→ **Brano**:

# # #

Viola Graziosi e Graziano Piazza…un racconto senza filtri

Viola Graziosi e Graziano Piazza…un racconto senza filtri

Tosi Siragusa

Viola Graziosi e Graziano Piazza…un racconto senza filtri

sabato 22 Agosto 2020 - 12:08

La rappresentazione nell’antico e iconico Teatro di Tindari di “Elena tradita”, portata per altro in scena, ad oggi, anche a Locri e Segesta ,da questa armoniosa coppia , che è tale non solo nella vita di finzione, diviene per me ghiotto pretesto per scandagliare fra i meandri di un personaggio femminile tanto chiacchierato, quanto, a mio avviso, vulnerabile .La parola va a Viola e Graziano che, come potrà agevolmente constatarsi ,non hanno mai inteso differenziare le idee espresse in riscontro a questa ,che non deve intendersi quale rituale intervista, quanto piuttosto incontro con due anime belle ,capaci di approntare anche interessanti contributi, mai autoreferenziali ,sul ruolo odierno del teatro ,in continuum con quello del mondo greco datato ,quale, cioè, raduno, ritiro di un popolo. Graziosi e Piazza ,nella mise en scene in parola, validi interpreti ,con Piazza ,che ,come sovente accade ,si cimenta con autorevolezza anche nella regia .Un convinto plauso a questa magico duo ,portatore di grazia e soavità.

# # #

→ **Consegna**:
Risponda in base al brano:
1. In quale teatro si è tenuta la rappresentazione di "Elena tradita"?
2. In quali altre località lo spettacolo è stato portato in scena?
3. Chi dei due interpreti ne cura anche la regia?
I dati non hanno alcun ruolo in questo esercizio.

→ **Estratto dei dati**:
# # #

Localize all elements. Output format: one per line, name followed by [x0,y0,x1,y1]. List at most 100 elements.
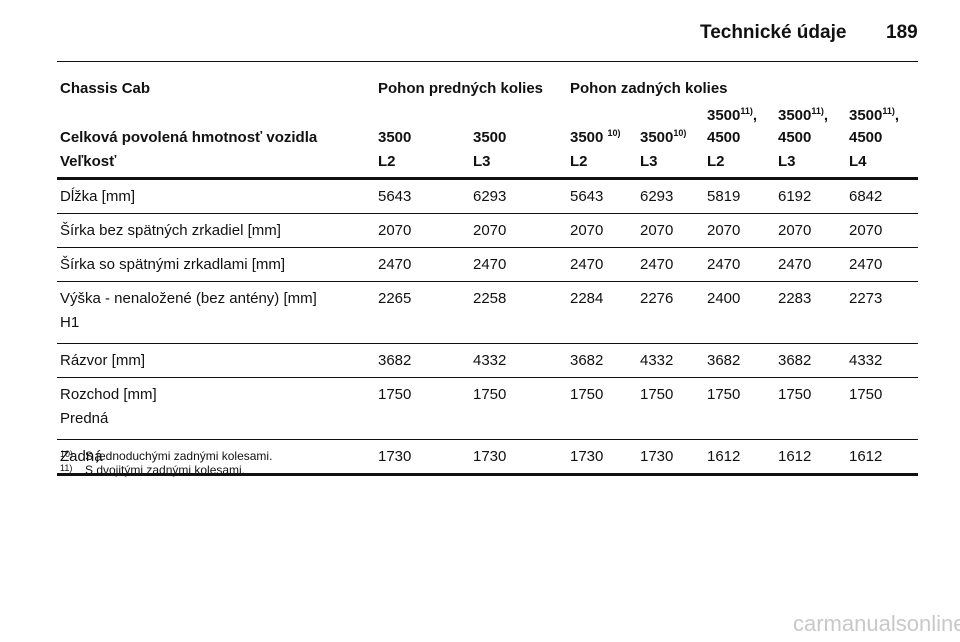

# # #

→ **Soluzione completa**:
1. Nel Teatro di Tindari.
2. A Locri e a Segesta.
3. Graziano Piazza.